EXERCISE PROMPT
The listing below must be returned in full and unchanged, without the images it carries.

** LISTED RECORDS follows **

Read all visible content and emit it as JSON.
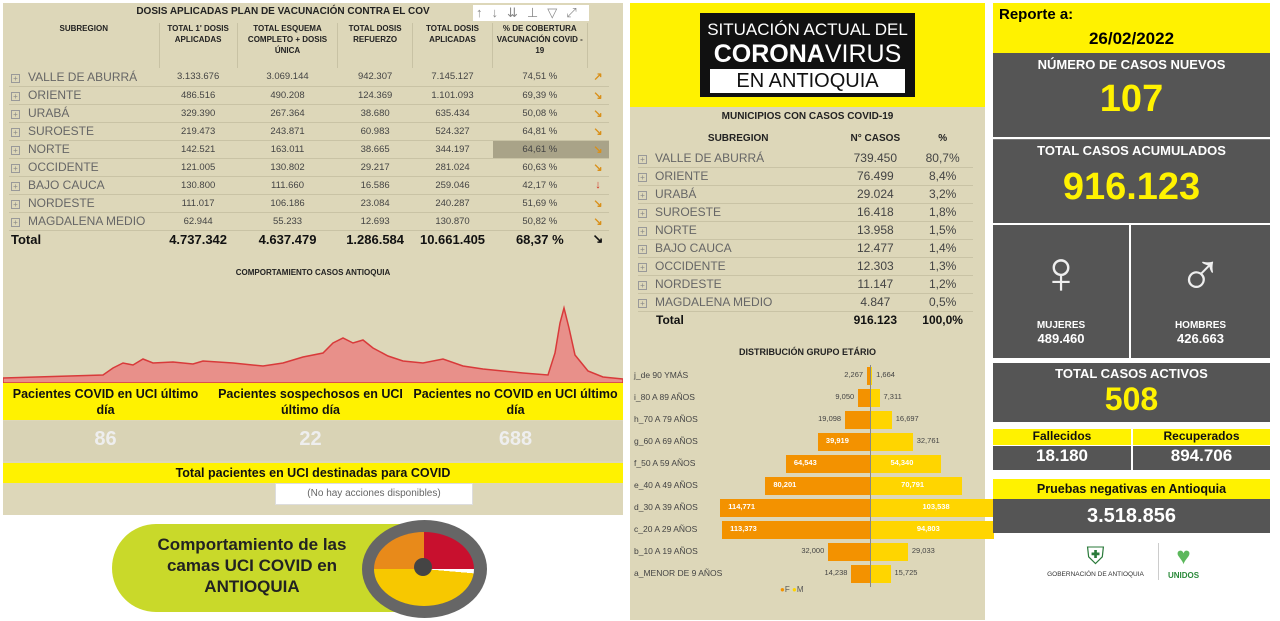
{
  "vaccination": {
    "title": "DOSIS APLICADAS PLAN DE VACUNACIÓN CONTRA EL COV",
    "headers": [
      "SUBREGION",
      "TOTAL 1' DOSIS APLICADAS",
      "TOTAL ESQUEMA COMPLETO + DOSIS ÚNICA",
      "TOTAL DOSIS REFUERZO",
      "TOTAL DOSIS APLICADAS",
      "% DE COBERTURA VACUNACIÓN COVID - 19"
    ],
    "rows": [
      {
        "name": "VALLE DE ABURRÁ",
        "d1": "3.133.676",
        "esq": "3.069.144",
        "ref": "942.307",
        "tot": "7.145.127",
        "pct": "74,51 %",
        "trend": "↗"
      },
      {
        "name": "ORIENTE",
        "d1": "486.516",
        "esq": "490.208",
        "ref": "124.369",
        "tot": "1.101.093",
        "pct": "69,39 %",
        "trend": "↘"
      },
      {
        "name": "URABÁ",
        "d1": "329.390",
        "esq": "267.364",
        "ref": "38.680",
        "tot": "635.434",
        "pct": "50,08 %",
        "trend": "↘"
      },
      {
        "name": "SUROESTE",
        "d1": "219.473",
        "esq": "243.871",
        "ref": "60.983",
        "tot": "524.327",
        "pct": "64,81 %",
        "trend": "↘"
      },
      {
        "name": "NORTE",
        "d1": "142.521",
        "esq": "163.011",
        "ref": "38.665",
        "tot": "344.197",
        "pct": "64,61 %",
        "trend": "↘"
      },
      {
        "name": "OCCIDENTE",
        "d1": "121.005",
        "esq": "130.802",
        "ref": "29.217",
        "tot": "281.024",
        "pct": "60,63 %",
        "trend": "↘"
      },
      {
        "name": "BAJO CAUCA",
        "d1": "130.800",
        "esq": "111.660",
        "ref": "16.586",
        "tot": "259.046",
        "pct": "42,17 %",
        "trend": "↓"
      },
      {
        "name": "NORDESTE",
        "d1": "111.017",
        "esq": "106.186",
        "ref": "23.084",
        "tot": "240.287",
        "pct": "51,69 %",
        "trend": "↘"
      },
      {
        "name": "MAGDALENA MEDIO",
        "d1": "62.944",
        "esq": "55.233",
        "ref": "12.693",
        "tot": "130.870",
        "pct": "50,82 %",
        "trend": "↘"
      }
    ],
    "total": {
      "name": "Total",
      "d1": "4.737.342",
      "esq": "4.637.479",
      "ref": "1.286.584",
      "tot": "10.661.405",
      "pct": "68,37 %",
      "trend": "↘"
    }
  },
  "cases_chart_title": "COMPORTAMIENTO CASOS ANTIOQUIA",
  "uci": {
    "labels": [
      "Pacientes COVID en UCI último día",
      "Pacientes sospechosos en UCI último día",
      "Pacientes no COVID en UCI último día"
    ],
    "values": [
      "86",
      "22",
      "688"
    ],
    "total_label": "Total pacientes en UCI destinadas para COVID",
    "no_actions": "(No hay acciones disponibles)"
  },
  "banner": {
    "text": "Comportamiento de las camas UCI COVID en ANTIOQUIA"
  },
  "header_logo": {
    "line1": "SITUACIÓN ACTUAL DEL",
    "line2a": "CORONA",
    "line2b": "VIRUS",
    "line3": "EN ANTIOQUIA"
  },
  "municipios": {
    "title": "MUNICIPIOS CON CASOS COVID-19",
    "headers": [
      "SUBREGION",
      "N° CASOS",
      "%"
    ],
    "rows": [
      [
        "VALLE DE ABURRÁ",
        "739.450",
        "80,7%"
      ],
      [
        "ORIENTE",
        "76.499",
        "8,4%"
      ],
      [
        "URABÁ",
        "29.024",
        "3,2%"
      ],
      [
        "SUROESTE",
        "16.418",
        "1,8%"
      ],
      [
        "NORTE",
        "13.958",
        "1,5%"
      ],
      [
        "BAJO CAUCA",
        "12.477",
        "1,4%"
      ],
      [
        "OCCIDENTE",
        "12.303",
        "1,3%"
      ],
      [
        "NORDESTE",
        "11.147",
        "1,2%"
      ],
      [
        "MAGDALENA MEDIO",
        "4.847",
        "0,5%"
      ]
    ],
    "total": [
      "Total",
      "916.123",
      "100,0%"
    ]
  },
  "chart_data": {
    "type": "bar",
    "title": "DISTRIBUCIÓN GRUPO ETÁRIO",
    "categories": [
      "j_de 90 YMÁS",
      "i_80 A 89 AÑOS",
      "h_70 A 79 AÑOS",
      "g_60 A 69 AÑOS",
      "f_50 A 59 AÑOS",
      "e_40 A 49 AÑOS",
      "d_30 A 39 AÑOS",
      "c_20 A 29 AÑOS",
      "b_10 A 19 AÑOS",
      "a_MENOR DE 9 AÑOS"
    ],
    "series": [
      {
        "name": "F",
        "color": "#f39200",
        "values": [
          2267,
          9050,
          19098,
          39919,
          64543,
          80201,
          114771,
          113373,
          32000,
          14238
        ],
        "labels": [
          "2,267",
          "9,050",
          "19,098",
          "39,919",
          "64,543",
          "80,201",
          "114,771",
          "113,373",
          "32,000",
          "14,238"
        ]
      },
      {
        "name": "M",
        "color": "#ffd500",
        "values": [
          1664,
          7311,
          16697,
          32761,
          54340,
          70791,
          103538,
          94803,
          29033,
          15725
        ],
        "labels": [
          "1,664",
          "7,311",
          "16,697",
          "32,761",
          "54,340",
          "70,791",
          "103,538",
          "94,803",
          "29,033",
          "15,725"
        ]
      }
    ],
    "legend": "bottom"
  },
  "report": {
    "label": "Reporte a:",
    "date": "26/02/2022",
    "new_cases_label": "NÚMERO DE CASOS NUEVOS",
    "new_cases": "107",
    "total_label": "TOTAL CASOS ACUMULADOS",
    "total": "916.123",
    "women_label": "MUJERES",
    "women": "489.460",
    "men_label": "HOMBRES",
    "men": "426.663",
    "active_label": "TOTAL CASOS ACTIVOS",
    "active": "508",
    "deaths_label": "Fallecidos",
    "deaths": "18.180",
    "recovered_label": "Recuperados",
    "recovered": "894.706",
    "neg_label": "Pruebas negativas en Antioquia",
    "neg": "3.518.856",
    "gov_logo": "GOBERNACIÓN DE ANTIOQUIA",
    "unidos_logo": "UNIDOS"
  }
}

** End of LISTED RECORDS **

SOLUTION FOR THIS TASK
Read all visible content and emit it as JSON.
{
  "vaccination": {
    "title": "DOSIS APLICADAS PLAN DE VACUNACIÓN CONTRA EL COV",
    "headers": [
      "SUBREGION",
      "TOTAL 1' DOSIS APLICADAS",
      "TOTAL ESQUEMA COMPLETO + DOSIS ÚNICA",
      "TOTAL DOSIS REFUERZO",
      "TOTAL DOSIS APLICADAS",
      "% DE COBERTURA VACUNACIÓN COVID - 19"
    ],
    "rows": [
      {
        "name": "VALLE DE ABURRÁ",
        "d1": "3.133.676",
        "esq": "3.069.144",
        "ref": "942.307",
        "tot": "7.145.127",
        "pct": "74,51 %",
        "trend": "↗"
      },
      {
        "name": "ORIENTE",
        "d1": "486.516",
        "esq": "490.208",
        "ref": "124.369",
        "tot": "1.101.093",
        "pct": "69,39 %",
        "trend": "↘"
      },
      {
        "name": "URABÁ",
        "d1": "329.390",
        "esq": "267.364",
        "ref": "38.680",
        "tot": "635.434",
        "pct": "50,08 %",
        "trend": "↘"
      },
      {
        "name": "SUROESTE",
        "d1": "219.473",
        "esq": "243.871",
        "ref": "60.983",
        "tot": "524.327",
        "pct": "64,81 %",
        "trend": "↘"
      },
      {
        "name": "NORTE",
        "d1": "142.521",
        "esq": "163.011",
        "ref": "38.665",
        "tot": "344.197",
        "pct": "64,61 %",
        "trend": "↘"
      },
      {
        "name": "OCCIDENTE",
        "d1": "121.005",
        "esq": "130.802",
        "ref": "29.217",
        "tot": "281.024",
        "pct": "60,63 %",
        "trend": "↘"
      },
      {
        "name": "BAJO CAUCA",
        "d1": "130.800",
        "esq": "111.660",
        "ref": "16.586",
        "tot": "259.046",
        "pct": "42,17 %",
        "trend": "↓"
      },
      {
        "name": "NORDESTE",
        "d1": "111.017",
        "esq": "106.186",
        "ref": "23.084",
        "tot": "240.287",
        "pct": "51,69 %",
        "trend": "↘"
      },
      {
        "name": "MAGDALENA MEDIO",
        "d1": "62.944",
        "esq": "55.233",
        "ref": "12.693",
        "tot": "130.870",
        "pct": "50,82 %",
        "trend": "↘"
      }
    ],
    "total": {
      "name": "Total",
      "d1": "4.737.342",
      "esq": "4.637.479",
      "ref": "1.286.584",
      "tot": "10.661.405",
      "pct": "68,37 %",
      "trend": "↘"
    }
  },
  "cases_chart_title": "COMPORTAMIENTO CASOS ANTIOQUIA",
  "uci": {
    "labels": [
      "Pacientes COVID en UCI último día",
      "Pacientes sospechosos en UCI último día",
      "Pacientes no COVID en UCI último día"
    ],
    "values": [
      "86",
      "22",
      "688"
    ],
    "total_label": "Total pacientes en UCI destinadas para COVID",
    "no_actions": "(No hay acciones disponibles)"
  },
  "banner": {
    "text": "Comportamiento de las camas UCI COVID en ANTIOQUIA"
  },
  "header_logo": {
    "line1": "SITUACIÓN ACTUAL DEL",
    "line2a": "CORONA",
    "line2b": "VIRUS",
    "line3": "EN ANTIOQUIA"
  },
  "municipios": {
    "title": "MUNICIPIOS CON CASOS COVID-19",
    "headers": [
      "SUBREGION",
      "N° CASOS",
      "%"
    ],
    "rows": [
      [
        "VALLE DE ABURRÁ",
        "739.450",
        "80,7%"
      ],
      [
        "ORIENTE",
        "76.499",
        "8,4%"
      ],
      [
        "URABÁ",
        "29.024",
        "3,2%"
      ],
      [
        "SUROESTE",
        "16.418",
        "1,8%"
      ],
      [
        "NORTE",
        "13.958",
        "1,5%"
      ],
      [
        "BAJO CAUCA",
        "12.477",
        "1,4%"
      ],
      [
        "OCCIDENTE",
        "12.303",
        "1,3%"
      ],
      [
        "NORDESTE",
        "11.147",
        "1,2%"
      ],
      [
        "MAGDALENA MEDIO",
        "4.847",
        "0,5%"
      ]
    ],
    "total": [
      "Total",
      "916.123",
      "100,0%"
    ]
  },
  "chart_data": {
    "type": "bar",
    "title": "DISTRIBUCIÓN GRUPO ETÁRIO",
    "categories": [
      "j_de 90 YMÁS",
      "i_80 A 89 AÑOS",
      "h_70 A 79 AÑOS",
      "g_60 A 69 AÑOS",
      "f_50 A 59 AÑOS",
      "e_40 A 49 AÑOS",
      "d_30 A 39 AÑOS",
      "c_20 A 29 AÑOS",
      "b_10 A 19 AÑOS",
      "a_MENOR DE 9 AÑOS"
    ],
    "series": [
      {
        "name": "F",
        "color": "#f39200",
        "values": [
          2267,
          9050,
          19098,
          39919,
          64543,
          80201,
          114771,
          113373,
          32000,
          14238
        ],
        "labels": [
          "2,267",
          "9,050",
          "19,098",
          "39,919",
          "64,543",
          "80,201",
          "114,771",
          "113,373",
          "32,000",
          "14,238"
        ]
      },
      {
        "name": "M",
        "color": "#ffd500",
        "values": [
          1664,
          7311,
          16697,
          32761,
          54340,
          70791,
          103538,
          94803,
          29033,
          15725
        ],
        "labels": [
          "1,664",
          "7,311",
          "16,697",
          "32,761",
          "54,340",
          "70,791",
          "103,538",
          "94,803",
          "29,033",
          "15,725"
        ]
      }
    ],
    "legend": "bottom"
  },
  "report": {
    "label": "Reporte a:",
    "date": "26/02/2022",
    "new_cases_label": "NÚMERO DE CASOS NUEVOS",
    "new_cases": "107",
    "total_label": "TOTAL CASOS ACUMULADOS",
    "total": "916.123",
    "women_label": "MUJERES",
    "women": "489.460",
    "men_label": "HOMBRES",
    "men": "426.663",
    "active_label": "TOTAL CASOS ACTIVOS",
    "active": "508",
    "deaths_label": "Fallecidos",
    "deaths": "18.180",
    "recovered_label": "Recuperados",
    "recovered": "894.706",
    "neg_label": "Pruebas negativas en Antioquia",
    "neg": "3.518.856",
    "gov_logo": "GOBERNACIÓN DE ANTIOQUIA",
    "unidos_logo": "UNIDOS"
  }
}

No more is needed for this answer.